■ YOUR INSTRUCTIONS ■
Could you copy every entry below line for line, leaving out the pictures?

Item position entries:
----

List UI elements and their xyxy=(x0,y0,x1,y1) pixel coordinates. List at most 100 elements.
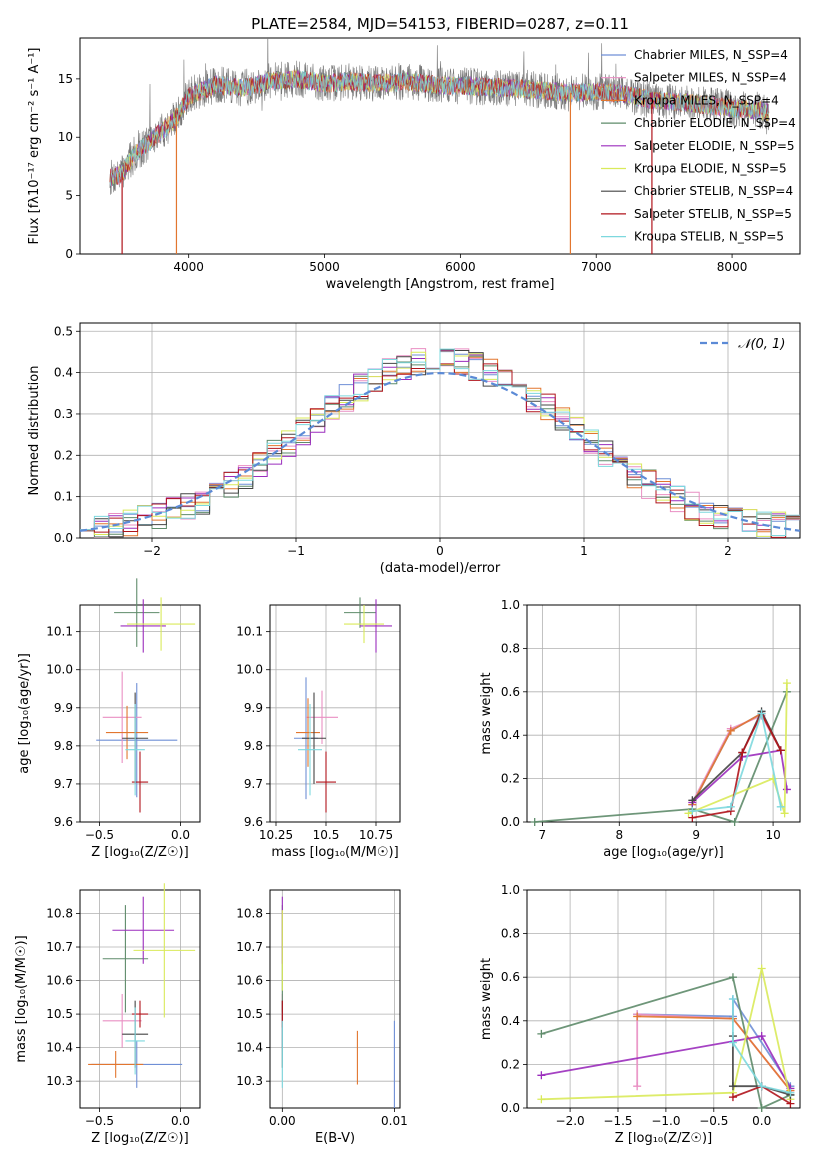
x-tick-label: 10.75 xyxy=(359,828,393,842)
y-tick-label: 9.8 xyxy=(54,739,73,753)
error-bar-point xyxy=(133,883,196,1018)
y-tick-label: 10.5 xyxy=(236,1007,263,1021)
weight-point-marker xyxy=(728,1082,737,1091)
y-tick-label: 10.8 xyxy=(236,906,263,920)
ticks: 0.00 0.01 10.3 10.4 10.5 10.6 10.7 10.8 xyxy=(236,906,407,1128)
residuals-panel: −2 −1 0 1 2 0.0 0.1 0.2 0.3 0.4 0.5 (data-model)/er… xyxy=(27,322,801,576)
weight-lines xyxy=(537,964,795,1112)
error-bars xyxy=(96,578,196,813)
plot-frame xyxy=(79,604,201,823)
weight-point-marker xyxy=(728,1038,737,1047)
model-spectrum-line xyxy=(109,70,770,186)
weight-point-marker xyxy=(633,1082,642,1091)
plot-frame xyxy=(269,604,401,823)
error-bar-point xyxy=(114,578,160,647)
y-tick-label: 9.7 xyxy=(54,777,73,791)
weight-point-marker xyxy=(786,1099,795,1108)
weight-point-marker xyxy=(537,1095,546,1104)
x-tick-label: 10.5 xyxy=(313,828,340,842)
x-axis-label: (data-model)/error xyxy=(380,561,501,576)
histogram-line xyxy=(80,348,800,536)
histograms xyxy=(80,348,800,538)
ticks: −2.0 −1.5 −1.0 −0.5 0.0 0.0 0.2 0.4 0.6 0.8 1.0 xyxy=(501,883,771,1128)
error-bar-point xyxy=(102,905,149,1013)
y-tick-label: 10.4 xyxy=(236,1041,263,1055)
plot-frame xyxy=(79,37,801,255)
y-tick-label: 0.5 xyxy=(54,324,73,338)
error-bar-point xyxy=(125,1007,145,1075)
y-axis-label: mass weight xyxy=(479,958,494,1040)
weight-series-line xyxy=(534,691,788,824)
x-tick-label: 7 xyxy=(539,828,547,842)
legend-label: Salpeter MILES, N_SSP=4 xyxy=(634,71,787,85)
error-bar-point xyxy=(96,683,178,798)
ticks: 4000 5000 6000 7000 8000 0 5 10 15 xyxy=(58,72,748,274)
ticks: −0.5 0.0 10.3 10.4 10.5 10.6 10.7 10.8 xyxy=(46,906,190,1128)
weight-point-marker xyxy=(738,748,747,757)
plot-frame xyxy=(79,322,801,539)
x-tick-label: 8 xyxy=(615,828,623,842)
weight-lines xyxy=(530,679,791,826)
y-tick-label: 10.4 xyxy=(46,1041,73,1055)
y-tick-label: 10.7 xyxy=(236,940,263,954)
y-tick-label: 10 xyxy=(58,130,73,144)
x-axis-label: wavelength [Angstrom, rest frame] xyxy=(326,277,555,292)
ticks: 7 8 9 10 0.0 0.2 0.4 0.6 0.8 1.0 xyxy=(501,598,781,842)
weight-vs-metallicity-panel: −2.0 −1.5 −1.0 −0.5 0.0 0.0 0.2 0.4 0.6 0.8 1.0 Z [… xyxy=(479,883,801,1146)
y-tick-label: 9.6 xyxy=(54,815,73,829)
legend-label: Kroupa ELODIE, N_SSP=5 xyxy=(634,162,787,176)
weight-point-marker xyxy=(757,1104,766,1112)
x-tick-label: −0.5 xyxy=(85,1114,114,1128)
ticks: −2 −1 0 1 2 0.0 0.1 0.2 0.3 0.4 0.5 xyxy=(54,324,732,558)
grid-lines xyxy=(270,890,400,1108)
x-axis-label: mass [log₁₀(M/M☉)] xyxy=(271,845,398,860)
x-tick-label: −1.0 xyxy=(651,1114,680,1128)
error-bar-point xyxy=(131,751,149,813)
x-tick-label: 0.0 xyxy=(171,828,190,842)
y-tick-label: 0.6 xyxy=(501,970,520,984)
weight-series-line xyxy=(692,710,782,812)
weight-point-marker xyxy=(530,818,539,826)
x-tick-label: 4000 xyxy=(173,260,204,274)
weight-series-line xyxy=(541,968,792,1101)
y-tick-label: 9.8 xyxy=(244,739,263,753)
y-tick-label: 0.4 xyxy=(501,728,520,742)
y-tick-label: 9.6 xyxy=(244,815,263,829)
weight-point-marker xyxy=(757,964,766,973)
weight-point-marker xyxy=(728,995,737,1003)
y-tick-label: 0.0 xyxy=(54,531,73,545)
weight-point-marker xyxy=(688,807,697,816)
x-tick-label: 7000 xyxy=(581,260,612,274)
y-tick-label: 10.7 xyxy=(46,940,73,954)
mass-vs-metallicity-panel: −0.5 0.0 10.3 10.4 10.5 10.6 10.7 10.8 Z [log₁₀(… xyxy=(14,883,201,1146)
x-tick-label: 0.00 xyxy=(269,1114,296,1128)
x-tick-label: 0.01 xyxy=(381,1114,408,1128)
error-bar-point xyxy=(316,751,336,813)
error-bar-point xyxy=(344,597,376,628)
y-tick-label: 0.2 xyxy=(54,448,73,462)
y-tick-label: 1.0 xyxy=(501,598,520,612)
legend: 𝒩(0, 1) xyxy=(700,337,785,352)
x-tick-label: 8000 xyxy=(717,260,748,274)
x-tick-label: 5000 xyxy=(309,260,340,274)
y-tick-label: 0.2 xyxy=(501,1057,520,1071)
legend-label: Chabrier STELIB, N_SSP=4 xyxy=(634,184,793,198)
error-bar-point xyxy=(344,605,384,644)
weight-point-marker xyxy=(782,679,791,688)
legend-label: Kroupa MILES, N_SSP=4 xyxy=(634,93,779,107)
x-tick-label: 0.0 xyxy=(752,1114,771,1128)
weight-point-marker xyxy=(633,1012,642,1021)
weight-series-line xyxy=(541,976,791,1110)
y-tick-label: 10.1 xyxy=(46,625,73,639)
y-tick-label: 10.3 xyxy=(236,1074,263,1088)
y-tick-label: 0.3 xyxy=(54,407,73,421)
y-tick-label: 10.6 xyxy=(46,974,73,988)
grid-lines xyxy=(527,889,800,1109)
weight-point-marker xyxy=(728,973,737,982)
grid-lines xyxy=(80,890,200,1108)
x-tick-label: 2 xyxy=(724,544,732,558)
y-axis-label: mass weight xyxy=(479,672,494,754)
plot-frame xyxy=(526,889,801,1109)
error-bar-point xyxy=(102,993,142,1048)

----

■ SOLUTION TO THIS PROBLEM ■
List UI elements and their xyxy=(x0,y0,x1,y1) pixel coordinates. List at most 100 elements.
x-tick-label: 10.75 xyxy=(359,828,393,842)
y-tick-label: 9.8 xyxy=(54,739,73,753)
error-bar-point xyxy=(133,883,196,1018)
y-tick-label: 10.5 xyxy=(236,1007,263,1021)
weight-point-marker xyxy=(728,1082,737,1091)
y-tick-label: 10.8 xyxy=(236,906,263,920)
ticks: 0.00 0.01 10.3 10.4 10.5 10.6 10.7 10.8 xyxy=(236,906,407,1128)
residuals-panel: −2 −1 0 1 2 0.0 0.1 0.2 0.3 0.4 0.5 (data-model)/er… xyxy=(27,322,801,576)
weight-lines xyxy=(537,964,795,1112)
error-bars xyxy=(96,578,196,813)
plot-frame xyxy=(79,604,201,823)
weight-point-marker xyxy=(728,1038,737,1047)
model-spectrum-line xyxy=(109,70,770,186)
weight-point-marker xyxy=(633,1082,642,1091)
plot-frame xyxy=(269,604,401,823)
error-bar-point xyxy=(114,578,160,647)
y-tick-label: 9.7 xyxy=(54,777,73,791)
weight-point-marker xyxy=(786,1099,795,1108)
weight-point-marker xyxy=(537,1095,546,1104)
x-tick-label: 10.5 xyxy=(313,828,340,842)
x-axis-label: (data-model)/error xyxy=(380,561,501,576)
histogram-line xyxy=(80,348,800,536)
histograms xyxy=(80,348,800,538)
ticks: −2.0 −1.5 −1.0 −0.5 0.0 0.0 0.2 0.4 0.6 0.8 1.0 xyxy=(501,883,771,1128)
error-bar-point xyxy=(102,905,149,1013)
y-tick-label: 10.4 xyxy=(236,1041,263,1055)
plot-frame xyxy=(79,37,801,255)
y-tick-label: 0.5 xyxy=(54,324,73,338)
error-bar-point xyxy=(125,1007,145,1075)
y-axis-label: mass weight xyxy=(479,958,494,1040)
weight-series-line xyxy=(534,691,788,824)
x-tick-label: 7 xyxy=(539,828,547,842)
legend-label: Salpeter MILES, N_SSP=4 xyxy=(634,71,787,85)
error-bar-point xyxy=(96,683,178,798)
ticks: 4000 5000 6000 7000 8000 0 5 10 15 xyxy=(58,72,748,274)
ticks: −0.5 0.0 10.3 10.4 10.5 10.6 10.7 10.8 xyxy=(46,906,190,1128)
weight-point-marker xyxy=(738,748,747,757)
plot-frame xyxy=(79,322,801,539)
x-tick-label: 8 xyxy=(615,828,623,842)
weight-lines xyxy=(530,679,791,826)
y-tick-label: 10.4 xyxy=(46,1041,73,1055)
y-tick-label: 10.7 xyxy=(236,940,263,954)
y-tick-label: 10 xyxy=(58,130,73,144)
x-axis-label: wavelength [Angstrom, rest frame] xyxy=(326,277,555,292)
ticks: 7 8 9 10 0.0 0.2 0.4 0.6 0.8 1.0 xyxy=(501,598,781,842)
weight-vs-metallicity-panel: −2.0 −1.5 −1.0 −0.5 0.0 0.0 0.2 0.4 0.6 0.8 1.0 Z [… xyxy=(479,883,801,1146)
y-tick-label: 9.6 xyxy=(54,815,73,829)
legend-label: Kroupa ELODIE, N_SSP=5 xyxy=(634,162,787,176)
weight-point-marker xyxy=(757,1104,766,1112)
x-tick-label: −0.5 xyxy=(85,1114,114,1128)
ticks: −2 −1 0 1 2 0.0 0.1 0.2 0.3 0.4 0.5 xyxy=(54,324,732,558)
grid-lines xyxy=(270,890,400,1108)
x-axis-label: mass [log₁₀(M/M☉)] xyxy=(271,845,398,860)
x-tick-label: −1.0 xyxy=(651,1114,680,1128)
error-bar-point xyxy=(131,751,149,813)
x-tick-label: 0.0 xyxy=(171,828,190,842)
y-tick-label: 0.6 xyxy=(501,970,520,984)
weight-series-line xyxy=(692,710,782,812)
weight-point-marker xyxy=(530,818,539,826)
x-tick-label: 4000 xyxy=(173,260,204,274)
weight-series-line xyxy=(541,968,792,1101)
y-tick-label: 9.8 xyxy=(244,739,263,753)
y-tick-label: 0.4 xyxy=(501,728,520,742)
y-tick-label: 9.6 xyxy=(244,815,263,829)
weight-point-marker xyxy=(757,964,766,973)
weight-point-marker xyxy=(728,995,737,1003)
y-tick-label: 0.0 xyxy=(54,531,73,545)
weight-point-marker xyxy=(688,807,697,816)
x-tick-label: 7000 xyxy=(581,260,612,274)
y-tick-label: 10.7 xyxy=(46,940,73,954)
mass-vs-metallicity-panel: −0.5 0.0 10.3 10.4 10.5 10.6 10.7 10.8 Z [log₁₀(… xyxy=(14,883,201,1146)
x-tick-label: 0.00 xyxy=(269,1114,296,1128)
x-tick-label: 0.01 xyxy=(381,1114,408,1128)
error-bar-point xyxy=(316,751,336,813)
error-bar-point xyxy=(344,597,376,628)
y-tick-label: 0.2 xyxy=(54,448,73,462)
y-tick-label: 1.0 xyxy=(501,598,520,612)
legend: 𝒩(0, 1) xyxy=(700,337,785,352)
x-tick-label: 8000 xyxy=(717,260,748,274)
x-tick-label: 5000 xyxy=(309,260,340,274)
y-tick-label: 0.2 xyxy=(501,1057,520,1071)
legend-label: Chabrier STELIB, N_SSP=4 xyxy=(634,184,793,198)
error-bar-point xyxy=(344,605,384,644)
weight-point-marker xyxy=(782,679,791,688)
legend-label: Kroupa MILES, N_SSP=4 xyxy=(634,93,779,107)
x-tick-label: 0.0 xyxy=(752,1114,771,1128)
weight-point-marker xyxy=(633,1012,642,1021)
weight-series-line xyxy=(541,976,791,1110)
y-tick-label: 10.1 xyxy=(46,625,73,639)
y-tick-label: 10.3 xyxy=(236,1074,263,1088)
y-tick-label: 0.3 xyxy=(54,407,73,421)
y-tick-label: 10.6 xyxy=(46,974,73,988)
grid-lines xyxy=(527,889,800,1109)
weight-point-marker xyxy=(728,973,737,982)
grid-lines xyxy=(80,890,200,1108)
x-tick-label: 2 xyxy=(724,544,732,558)
y-axis-label: mass weight xyxy=(479,672,494,754)
plot-frame xyxy=(526,889,801,1109)
error-bar-point xyxy=(102,993,142,1048)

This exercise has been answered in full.